= EXERCISE TASK =
Reproduce all records verbatim.

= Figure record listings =

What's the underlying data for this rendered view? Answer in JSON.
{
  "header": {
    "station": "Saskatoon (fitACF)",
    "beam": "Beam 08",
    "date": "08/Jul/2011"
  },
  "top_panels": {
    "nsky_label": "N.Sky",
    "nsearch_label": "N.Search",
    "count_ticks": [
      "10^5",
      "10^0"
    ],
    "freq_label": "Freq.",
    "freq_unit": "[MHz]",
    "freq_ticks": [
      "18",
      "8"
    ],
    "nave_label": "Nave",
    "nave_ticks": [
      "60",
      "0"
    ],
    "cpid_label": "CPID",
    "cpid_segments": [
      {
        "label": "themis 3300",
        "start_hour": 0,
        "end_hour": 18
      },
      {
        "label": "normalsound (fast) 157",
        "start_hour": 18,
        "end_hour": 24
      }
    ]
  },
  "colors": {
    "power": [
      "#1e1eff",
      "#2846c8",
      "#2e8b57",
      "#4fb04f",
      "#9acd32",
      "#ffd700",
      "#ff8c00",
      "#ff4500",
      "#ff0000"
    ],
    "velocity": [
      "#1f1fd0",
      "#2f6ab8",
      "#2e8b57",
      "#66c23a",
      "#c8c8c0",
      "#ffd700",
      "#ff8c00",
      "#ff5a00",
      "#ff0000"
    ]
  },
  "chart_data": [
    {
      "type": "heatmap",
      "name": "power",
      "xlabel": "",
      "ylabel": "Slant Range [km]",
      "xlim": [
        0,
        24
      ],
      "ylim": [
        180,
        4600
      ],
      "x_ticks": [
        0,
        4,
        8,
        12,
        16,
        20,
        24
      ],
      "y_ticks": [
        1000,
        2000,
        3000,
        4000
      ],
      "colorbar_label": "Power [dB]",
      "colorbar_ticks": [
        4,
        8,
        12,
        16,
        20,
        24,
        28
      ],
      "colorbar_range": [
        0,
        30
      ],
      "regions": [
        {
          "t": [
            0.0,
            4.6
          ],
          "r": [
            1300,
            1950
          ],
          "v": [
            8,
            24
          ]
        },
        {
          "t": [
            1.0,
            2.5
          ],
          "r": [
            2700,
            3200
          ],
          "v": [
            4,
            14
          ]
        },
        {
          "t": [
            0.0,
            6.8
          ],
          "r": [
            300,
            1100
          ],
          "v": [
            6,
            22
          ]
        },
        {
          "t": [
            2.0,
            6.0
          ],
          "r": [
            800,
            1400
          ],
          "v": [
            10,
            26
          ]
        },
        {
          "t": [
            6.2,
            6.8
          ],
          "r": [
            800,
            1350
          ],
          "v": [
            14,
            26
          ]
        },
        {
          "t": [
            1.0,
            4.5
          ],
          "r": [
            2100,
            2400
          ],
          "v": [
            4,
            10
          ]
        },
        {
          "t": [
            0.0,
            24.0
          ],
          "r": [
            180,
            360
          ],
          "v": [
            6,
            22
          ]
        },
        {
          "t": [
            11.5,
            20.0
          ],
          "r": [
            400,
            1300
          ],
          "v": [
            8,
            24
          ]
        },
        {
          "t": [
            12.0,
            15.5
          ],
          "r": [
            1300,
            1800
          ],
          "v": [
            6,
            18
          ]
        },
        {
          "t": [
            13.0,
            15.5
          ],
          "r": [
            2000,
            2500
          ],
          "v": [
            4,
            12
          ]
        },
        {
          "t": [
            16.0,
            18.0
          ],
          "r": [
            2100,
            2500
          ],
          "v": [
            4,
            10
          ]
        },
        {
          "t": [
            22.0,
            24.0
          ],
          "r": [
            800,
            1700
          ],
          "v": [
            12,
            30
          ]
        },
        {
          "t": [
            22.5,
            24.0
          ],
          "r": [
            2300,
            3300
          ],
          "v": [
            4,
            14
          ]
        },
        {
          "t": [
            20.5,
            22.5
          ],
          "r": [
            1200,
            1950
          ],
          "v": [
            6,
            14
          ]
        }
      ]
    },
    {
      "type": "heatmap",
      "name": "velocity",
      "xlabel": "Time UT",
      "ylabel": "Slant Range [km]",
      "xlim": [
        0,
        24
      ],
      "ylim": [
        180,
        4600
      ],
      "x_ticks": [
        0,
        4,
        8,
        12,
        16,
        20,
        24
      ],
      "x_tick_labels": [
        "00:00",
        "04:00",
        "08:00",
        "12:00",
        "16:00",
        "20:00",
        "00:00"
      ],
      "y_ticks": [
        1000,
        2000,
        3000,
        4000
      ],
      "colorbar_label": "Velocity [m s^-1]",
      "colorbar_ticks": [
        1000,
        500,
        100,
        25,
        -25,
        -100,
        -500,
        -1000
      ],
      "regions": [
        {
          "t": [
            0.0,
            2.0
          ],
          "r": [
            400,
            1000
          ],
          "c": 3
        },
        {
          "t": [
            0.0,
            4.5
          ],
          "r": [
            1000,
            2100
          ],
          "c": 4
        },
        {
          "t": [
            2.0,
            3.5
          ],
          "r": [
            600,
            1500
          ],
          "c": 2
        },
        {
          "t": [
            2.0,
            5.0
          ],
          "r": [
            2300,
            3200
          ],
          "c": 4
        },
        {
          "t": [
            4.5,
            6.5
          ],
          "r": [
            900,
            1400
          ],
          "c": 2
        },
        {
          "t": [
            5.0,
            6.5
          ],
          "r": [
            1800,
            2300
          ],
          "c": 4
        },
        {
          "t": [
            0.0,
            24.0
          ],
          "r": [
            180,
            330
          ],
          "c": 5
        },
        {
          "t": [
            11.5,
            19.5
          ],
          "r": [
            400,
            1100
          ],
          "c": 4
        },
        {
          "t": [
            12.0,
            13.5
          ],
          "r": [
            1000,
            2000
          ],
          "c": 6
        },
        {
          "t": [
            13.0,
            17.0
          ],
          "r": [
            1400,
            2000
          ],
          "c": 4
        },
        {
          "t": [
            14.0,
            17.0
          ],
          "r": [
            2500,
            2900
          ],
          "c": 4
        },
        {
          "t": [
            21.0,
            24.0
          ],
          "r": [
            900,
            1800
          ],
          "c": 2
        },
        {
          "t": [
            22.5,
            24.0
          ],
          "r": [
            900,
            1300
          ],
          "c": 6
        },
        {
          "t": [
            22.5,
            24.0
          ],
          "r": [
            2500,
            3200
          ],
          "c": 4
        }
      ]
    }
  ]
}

= SOLVED PROBLEM =
What's the underlying data for this rendered view? Answer in JSON.
{
  "header": {
    "station": "Saskatoon (fitACF)",
    "beam": "Beam 08",
    "date": "08/Jul/2011"
  },
  "top_panels": {
    "nsky_label": "N.Sky",
    "nsearch_label": "N.Search",
    "count_ticks": [
      "10^5",
      "10^0"
    ],
    "freq_label": "Freq.",
    "freq_unit": "[MHz]",
    "freq_ticks": [
      "18",
      "8"
    ],
    "nave_label": "Nave",
    "nave_ticks": [
      "60",
      "0"
    ],
    "cpid_label": "CPID",
    "cpid_segments": [
      {
        "label": "themis 3300",
        "start_hour": 0,
        "end_hour": 18
      },
      {
        "label": "normalsound (fast) 157",
        "start_hour": 18,
        "end_hour": 24
      }
    ]
  },
  "colors": {
    "power": [
      "#1e1eff",
      "#2846c8",
      "#2e8b57",
      "#4fb04f",
      "#9acd32",
      "#ffd700",
      "#ff8c00",
      "#ff4500",
      "#ff0000"
    ],
    "velocity": [
      "#1f1fd0",
      "#2f6ab8",
      "#2e8b57",
      "#66c23a",
      "#c8c8c0",
      "#ffd700",
      "#ff8c00",
      "#ff5a00",
      "#ff0000"
    ]
  },
  "chart_data": [
    {
      "type": "heatmap",
      "name": "power",
      "xlabel": "",
      "ylabel": "Slant Range [km]",
      "xlim": [
        0,
        24
      ],
      "ylim": [
        180,
        4600
      ],
      "x_ticks": [
        0,
        4,
        8,
        12,
        16,
        20,
        24
      ],
      "y_ticks": [
        1000,
        2000,
        3000,
        4000
      ],
      "colorbar_label": "Power [dB]",
      "colorbar_ticks": [
        4,
        8,
        12,
        16,
        20,
        24,
        28
      ],
      "colorbar_range": [
        0,
        30
      ],
      "regions": [
        {
          "t": [
            0.0,
            4.6
          ],
          "r": [
            1300,
            1950
          ],
          "v": [
            8,
            24
          ]
        },
        {
          "t": [
            1.0,
            2.5
          ],
          "r": [
            2700,
            3200
          ],
          "v": [
            4,
            14
          ]
        },
        {
          "t": [
            0.0,
            6.8
          ],
          "r": [
            300,
            1100
          ],
          "v": [
            6,
            22
          ]
        },
        {
          "t": [
            2.0,
            6.0
          ],
          "r": [
            800,
            1400
          ],
          "v": [
            10,
            26
          ]
        },
        {
          "t": [
            6.2,
            6.8
          ],
          "r": [
            800,
            1350
          ],
          "v": [
            14,
            26
          ]
        },
        {
          "t": [
            1.0,
            4.5
          ],
          "r": [
            2100,
            2400
          ],
          "v": [
            4,
            10
          ]
        },
        {
          "t": [
            0.0,
            24.0
          ],
          "r": [
            180,
            360
          ],
          "v": [
            6,
            22
          ]
        },
        {
          "t": [
            11.5,
            20.0
          ],
          "r": [
            400,
            1300
          ],
          "v": [
            8,
            24
          ]
        },
        {
          "t": [
            12.0,
            15.5
          ],
          "r": [
            1300,
            1800
          ],
          "v": [
            6,
            18
          ]
        },
        {
          "t": [
            13.0,
            15.5
          ],
          "r": [
            2000,
            2500
          ],
          "v": [
            4,
            12
          ]
        },
        {
          "t": [
            16.0,
            18.0
          ],
          "r": [
            2100,
            2500
          ],
          "v": [
            4,
            10
          ]
        },
        {
          "t": [
            22.0,
            24.0
          ],
          "r": [
            800,
            1700
          ],
          "v": [
            12,
            30
          ]
        },
        {
          "t": [
            22.5,
            24.0
          ],
          "r": [
            2300,
            3300
          ],
          "v": [
            4,
            14
          ]
        },
        {
          "t": [
            20.5,
            22.5
          ],
          "r": [
            1200,
            1950
          ],
          "v": [
            6,
            14
          ]
        }
      ]
    },
    {
      "type": "heatmap",
      "name": "velocity",
      "xlabel": "Time UT",
      "ylabel": "Slant Range [km]",
      "xlim": [
        0,
        24
      ],
      "ylim": [
        180,
        4600
      ],
      "x_ticks": [
        0,
        4,
        8,
        12,
        16,
        20,
        24
      ],
      "x_tick_labels": [
        "00:00",
        "04:00",
        "08:00",
        "12:00",
        "16:00",
        "20:00",
        "00:00"
      ],
      "y_ticks": [
        1000,
        2000,
        3000,
        4000
      ],
      "colorbar_label": "Velocity [m s^-1]",
      "colorbar_ticks": [
        1000,
        500,
        100,
        25,
        -25,
        -100,
        -500,
        -1000
      ],
      "regions": [
        {
          "t": [
            0.0,
            2.0
          ],
          "r": [
            400,
            1000
          ],
          "c": 3
        },
        {
          "t": [
            0.0,
            4.5
          ],
          "r": [
            1000,
            2100
          ],
          "c": 4
        },
        {
          "t": [
            2.0,
            3.5
          ],
          "r": [
            600,
            1500
          ],
          "c": 2
        },
        {
          "t": [
            2.0,
            5.0
          ],
          "r": [
            2300,
            3200
          ],
          "c": 4
        },
        {
          "t": [
            4.5,
            6.5
          ],
          "r": [
            900,
            1400
          ],
          "c": 2
        },
        {
          "t": [
            5.0,
            6.5
          ],
          "r": [
            1800,
            2300
          ],
          "c": 4
        },
        {
          "t": [
            0.0,
            24.0
          ],
          "r": [
            180,
            330
          ],
          "c": 5
        },
        {
          "t": [
            11.5,
            19.5
          ],
          "r": [
            400,
            1100
          ],
          "c": 4
        },
        {
          "t": [
            12.0,
            13.5
          ],
          "r": [
            1000,
            2000
          ],
          "c": 6
        },
        {
          "t": [
            13.0,
            17.0
          ],
          "r": [
            1400,
            2000
          ],
          "c": 4
        },
        {
          "t": [
            14.0,
            17.0
          ],
          "r": [
            2500,
            2900
          ],
          "c": 4
        },
        {
          "t": [
            21.0,
            24.0
          ],
          "r": [
            900,
            1800
          ],
          "c": 2
        },
        {
          "t": [
            22.5,
            24.0
          ],
          "r": [
            900,
            1300
          ],
          "c": 6
        },
        {
          "t": [
            22.5,
            24.0
          ],
          "r": [
            2500,
            3200
          ],
          "c": 4
        }
      ]
    }
  ]
}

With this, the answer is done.